> Brief:
Where a line of the material contains the string "View", copy that line.

(Collected data entries)
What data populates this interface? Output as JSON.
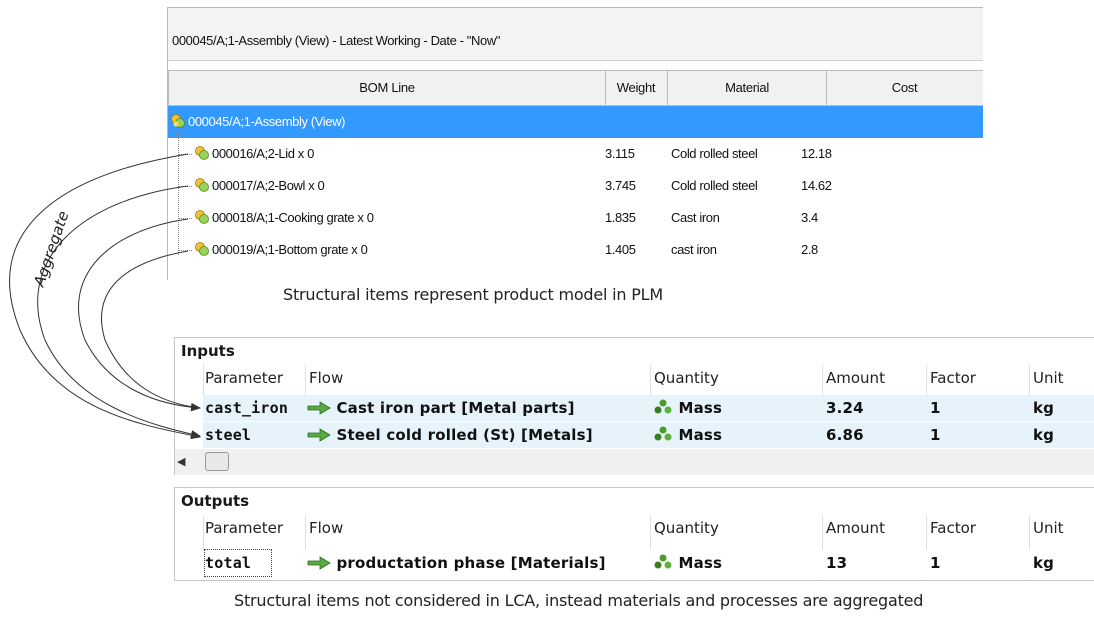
{
  "plm": {
    "title": "000045/A;1-Assembly (View) - Latest Working - Date - \"Now\"",
    "columns": [
      "BOM Line",
      "Weight",
      "Material",
      "Cost"
    ],
    "root": {
      "label": "000045/A;1-Assembly (View)"
    },
    "rows": [
      {
        "bom": "000016/A;2-Lid x 0",
        "weight": "3.115",
        "material": "Cold rolled steel",
        "cost": "12.18"
      },
      {
        "bom": "000017/A;2-Bowl x 0",
        "weight": "3.745",
        "material": "Cold rolled steel",
        "cost": "14.62"
      },
      {
        "bom": "000018/A;1-Cooking grate x 0",
        "weight": "1.835",
        "material": "Cast iron",
        "cost": "3.4"
      },
      {
        "bom": "000019/A;1-Bottom grate x 0",
        "weight": "1.405",
        "material": "cast iron",
        "cost": "2.8"
      }
    ],
    "caption": "Structural items represent product model in PLM"
  },
  "annotation": {
    "aggregate": "Aggregate"
  },
  "inputs": {
    "title": "Inputs",
    "columns": [
      "Parameter",
      "Flow",
      "Quantity",
      "Amount",
      "Factor",
      "Unit"
    ],
    "rows": [
      {
        "parameter": "cast_iron",
        "flow": "Cast iron part [Metal parts]",
        "quantity": "Mass",
        "amount": "3.24",
        "factor": "1",
        "unit": "kg"
      },
      {
        "parameter": "steel",
        "flow": "Steel cold rolled (St) [Metals]",
        "quantity": "Mass",
        "amount": "6.86",
        "factor": "1",
        "unit": "kg"
      }
    ]
  },
  "outputs": {
    "title": "Outputs",
    "columns": [
      "Parameter",
      "Flow",
      "Quantity",
      "Amount",
      "Factor",
      "Unit"
    ],
    "rows": [
      {
        "parameter": "total",
        "flow": "productation phase [Materials]",
        "quantity": "Mass",
        "amount": "13",
        "factor": "1",
        "unit": "kg"
      }
    ]
  },
  "caption_bottom": "Structural items not considered in LCA, instead materials and processes are aggregated",
  "icons": {
    "tree_node": "assembly-icon",
    "flow": "flow-arrow-icon",
    "quantity": "mass-icon"
  },
  "colors": {
    "selection": "#3399ff",
    "row_highlight": "#e6f3fb",
    "flow_arrow": "#4a9e3a"
  }
}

> Exercise response:
    "title": "000045/A;1-Assembly (View) - Latest Working - Date - \"Now\"",
      "label": "000045/A;1-Assembly (View)"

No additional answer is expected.